» EXERCISE DIRECTIONS
Copy down every line where the string "JSON" shows up.

» EXERCISE DATA

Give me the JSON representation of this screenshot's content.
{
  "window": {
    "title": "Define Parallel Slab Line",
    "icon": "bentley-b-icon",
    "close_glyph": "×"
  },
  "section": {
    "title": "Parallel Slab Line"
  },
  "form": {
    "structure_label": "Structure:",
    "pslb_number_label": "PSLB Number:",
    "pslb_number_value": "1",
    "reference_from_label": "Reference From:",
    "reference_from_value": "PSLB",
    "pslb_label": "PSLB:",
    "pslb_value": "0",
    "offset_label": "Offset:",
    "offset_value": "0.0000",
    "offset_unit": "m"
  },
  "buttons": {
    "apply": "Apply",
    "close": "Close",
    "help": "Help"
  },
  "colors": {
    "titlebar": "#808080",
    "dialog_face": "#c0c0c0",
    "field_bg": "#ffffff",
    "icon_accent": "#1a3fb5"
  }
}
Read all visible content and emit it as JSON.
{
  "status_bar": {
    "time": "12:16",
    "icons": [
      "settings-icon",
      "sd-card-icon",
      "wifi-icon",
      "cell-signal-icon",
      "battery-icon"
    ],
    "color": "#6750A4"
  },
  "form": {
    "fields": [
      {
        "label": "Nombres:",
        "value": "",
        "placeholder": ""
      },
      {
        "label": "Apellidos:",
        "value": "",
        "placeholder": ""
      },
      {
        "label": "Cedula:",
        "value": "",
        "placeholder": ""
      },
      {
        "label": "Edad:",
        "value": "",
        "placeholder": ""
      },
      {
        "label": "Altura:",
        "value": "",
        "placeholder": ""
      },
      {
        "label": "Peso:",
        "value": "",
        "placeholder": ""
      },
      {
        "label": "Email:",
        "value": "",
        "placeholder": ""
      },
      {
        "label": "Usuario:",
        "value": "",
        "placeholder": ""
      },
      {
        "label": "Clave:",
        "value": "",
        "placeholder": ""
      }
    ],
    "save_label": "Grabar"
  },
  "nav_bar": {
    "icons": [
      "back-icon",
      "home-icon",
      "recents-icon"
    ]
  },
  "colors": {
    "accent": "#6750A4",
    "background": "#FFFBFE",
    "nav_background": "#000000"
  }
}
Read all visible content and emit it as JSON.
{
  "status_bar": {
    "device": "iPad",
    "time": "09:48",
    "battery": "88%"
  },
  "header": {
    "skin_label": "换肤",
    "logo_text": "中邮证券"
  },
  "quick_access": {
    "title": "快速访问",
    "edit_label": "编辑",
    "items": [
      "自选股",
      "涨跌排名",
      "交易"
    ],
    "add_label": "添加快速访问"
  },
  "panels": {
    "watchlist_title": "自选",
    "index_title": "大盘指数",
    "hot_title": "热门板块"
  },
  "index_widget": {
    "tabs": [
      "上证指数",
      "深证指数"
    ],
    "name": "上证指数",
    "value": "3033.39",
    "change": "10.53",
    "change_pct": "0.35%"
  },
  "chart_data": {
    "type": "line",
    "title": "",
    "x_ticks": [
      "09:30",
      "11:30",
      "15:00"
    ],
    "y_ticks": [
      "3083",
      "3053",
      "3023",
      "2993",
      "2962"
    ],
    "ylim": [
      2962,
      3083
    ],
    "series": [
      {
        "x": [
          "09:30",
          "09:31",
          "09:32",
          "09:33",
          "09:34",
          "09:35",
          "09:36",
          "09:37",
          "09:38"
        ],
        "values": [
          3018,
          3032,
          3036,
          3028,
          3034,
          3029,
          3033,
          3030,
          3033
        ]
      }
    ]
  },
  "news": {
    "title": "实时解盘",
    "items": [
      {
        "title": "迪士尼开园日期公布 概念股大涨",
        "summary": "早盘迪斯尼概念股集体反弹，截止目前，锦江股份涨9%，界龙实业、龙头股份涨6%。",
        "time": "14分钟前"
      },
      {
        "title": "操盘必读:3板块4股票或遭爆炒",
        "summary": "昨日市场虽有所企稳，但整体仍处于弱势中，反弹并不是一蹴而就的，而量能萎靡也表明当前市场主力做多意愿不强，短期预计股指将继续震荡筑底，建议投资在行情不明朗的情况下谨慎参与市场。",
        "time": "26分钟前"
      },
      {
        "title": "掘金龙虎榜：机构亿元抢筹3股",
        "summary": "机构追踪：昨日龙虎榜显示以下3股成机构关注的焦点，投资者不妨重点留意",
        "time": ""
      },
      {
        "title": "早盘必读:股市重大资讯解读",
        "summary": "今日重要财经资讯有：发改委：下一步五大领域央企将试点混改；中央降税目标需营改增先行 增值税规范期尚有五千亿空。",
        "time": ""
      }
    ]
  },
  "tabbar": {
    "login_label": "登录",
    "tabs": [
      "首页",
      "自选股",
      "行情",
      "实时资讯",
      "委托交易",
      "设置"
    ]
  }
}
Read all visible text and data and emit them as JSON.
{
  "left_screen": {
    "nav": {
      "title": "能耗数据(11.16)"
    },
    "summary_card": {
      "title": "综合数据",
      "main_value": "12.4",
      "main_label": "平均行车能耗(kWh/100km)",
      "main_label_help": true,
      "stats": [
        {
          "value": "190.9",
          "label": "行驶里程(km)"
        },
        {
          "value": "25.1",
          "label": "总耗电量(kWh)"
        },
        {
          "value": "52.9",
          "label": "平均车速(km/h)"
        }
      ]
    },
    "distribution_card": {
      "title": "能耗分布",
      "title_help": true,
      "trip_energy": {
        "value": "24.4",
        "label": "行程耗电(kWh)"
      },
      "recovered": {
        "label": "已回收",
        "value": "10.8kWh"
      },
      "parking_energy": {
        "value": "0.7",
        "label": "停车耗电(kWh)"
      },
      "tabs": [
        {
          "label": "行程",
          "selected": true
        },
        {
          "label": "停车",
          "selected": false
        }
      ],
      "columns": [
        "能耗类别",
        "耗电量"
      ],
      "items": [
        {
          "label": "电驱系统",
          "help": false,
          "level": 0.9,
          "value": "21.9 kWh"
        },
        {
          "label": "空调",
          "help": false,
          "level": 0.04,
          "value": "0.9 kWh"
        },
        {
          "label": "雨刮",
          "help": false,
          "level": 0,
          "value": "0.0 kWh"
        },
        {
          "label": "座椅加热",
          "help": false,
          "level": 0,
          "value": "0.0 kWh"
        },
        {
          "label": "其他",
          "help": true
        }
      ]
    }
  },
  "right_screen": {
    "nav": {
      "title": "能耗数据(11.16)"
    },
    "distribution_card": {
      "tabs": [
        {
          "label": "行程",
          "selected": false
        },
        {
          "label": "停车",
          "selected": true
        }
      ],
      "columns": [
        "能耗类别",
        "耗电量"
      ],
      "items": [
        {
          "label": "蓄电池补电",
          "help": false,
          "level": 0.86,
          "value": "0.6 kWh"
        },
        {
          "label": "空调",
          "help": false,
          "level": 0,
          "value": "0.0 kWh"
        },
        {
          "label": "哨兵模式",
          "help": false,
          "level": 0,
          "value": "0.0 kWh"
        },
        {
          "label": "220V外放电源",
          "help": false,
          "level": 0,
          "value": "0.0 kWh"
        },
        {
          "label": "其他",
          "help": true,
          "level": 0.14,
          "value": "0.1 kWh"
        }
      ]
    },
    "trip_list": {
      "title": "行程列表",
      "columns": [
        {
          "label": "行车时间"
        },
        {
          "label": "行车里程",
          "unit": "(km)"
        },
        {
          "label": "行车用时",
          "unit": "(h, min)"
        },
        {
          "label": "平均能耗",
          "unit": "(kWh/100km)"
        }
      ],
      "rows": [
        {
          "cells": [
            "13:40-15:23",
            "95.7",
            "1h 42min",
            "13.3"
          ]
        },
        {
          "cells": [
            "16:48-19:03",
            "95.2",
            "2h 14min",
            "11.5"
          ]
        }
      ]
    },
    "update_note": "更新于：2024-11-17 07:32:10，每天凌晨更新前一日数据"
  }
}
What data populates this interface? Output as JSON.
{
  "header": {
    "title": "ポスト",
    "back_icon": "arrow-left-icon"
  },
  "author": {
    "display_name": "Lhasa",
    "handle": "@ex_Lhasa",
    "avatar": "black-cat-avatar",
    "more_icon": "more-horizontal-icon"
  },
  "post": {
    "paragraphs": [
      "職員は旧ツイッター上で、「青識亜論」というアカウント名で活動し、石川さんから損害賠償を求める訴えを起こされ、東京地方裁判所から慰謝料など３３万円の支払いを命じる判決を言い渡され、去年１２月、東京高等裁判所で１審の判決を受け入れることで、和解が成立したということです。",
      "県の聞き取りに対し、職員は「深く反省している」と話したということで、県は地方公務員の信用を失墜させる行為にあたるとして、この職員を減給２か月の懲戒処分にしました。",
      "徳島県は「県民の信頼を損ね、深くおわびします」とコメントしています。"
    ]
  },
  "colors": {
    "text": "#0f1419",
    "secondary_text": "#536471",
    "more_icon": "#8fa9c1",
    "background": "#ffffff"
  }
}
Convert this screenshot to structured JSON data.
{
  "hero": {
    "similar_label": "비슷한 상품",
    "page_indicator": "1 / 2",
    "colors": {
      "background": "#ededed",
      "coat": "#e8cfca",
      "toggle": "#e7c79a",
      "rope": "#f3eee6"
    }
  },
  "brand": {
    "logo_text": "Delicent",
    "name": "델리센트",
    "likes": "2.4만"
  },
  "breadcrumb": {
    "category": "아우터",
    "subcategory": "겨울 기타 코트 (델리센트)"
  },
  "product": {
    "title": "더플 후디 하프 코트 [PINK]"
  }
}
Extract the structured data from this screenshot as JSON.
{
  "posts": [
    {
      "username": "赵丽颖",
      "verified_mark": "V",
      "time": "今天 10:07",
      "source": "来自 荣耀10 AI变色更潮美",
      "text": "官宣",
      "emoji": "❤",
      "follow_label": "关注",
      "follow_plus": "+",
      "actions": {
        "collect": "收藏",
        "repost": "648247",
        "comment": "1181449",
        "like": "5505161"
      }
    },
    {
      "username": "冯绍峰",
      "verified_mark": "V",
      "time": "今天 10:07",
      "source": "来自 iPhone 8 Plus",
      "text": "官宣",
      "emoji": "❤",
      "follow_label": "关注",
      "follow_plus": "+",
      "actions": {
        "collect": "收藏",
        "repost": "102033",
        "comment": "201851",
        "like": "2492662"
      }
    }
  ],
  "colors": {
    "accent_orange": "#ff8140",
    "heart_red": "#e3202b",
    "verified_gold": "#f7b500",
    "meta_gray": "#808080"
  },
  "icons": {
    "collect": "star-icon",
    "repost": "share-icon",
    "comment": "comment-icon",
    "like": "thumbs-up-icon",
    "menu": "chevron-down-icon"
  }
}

» RESULT
Give me the JSON representation of this screenshot's content.
Read all visible content and emit it as JSON.
Read all visible content and emit it as JSON.
Read all visible text and data and emit them as JSON.
What data populates this interface? Output as JSON.
Convert this screenshot to structured JSON data.
Extract the structured data from this screenshot as JSON.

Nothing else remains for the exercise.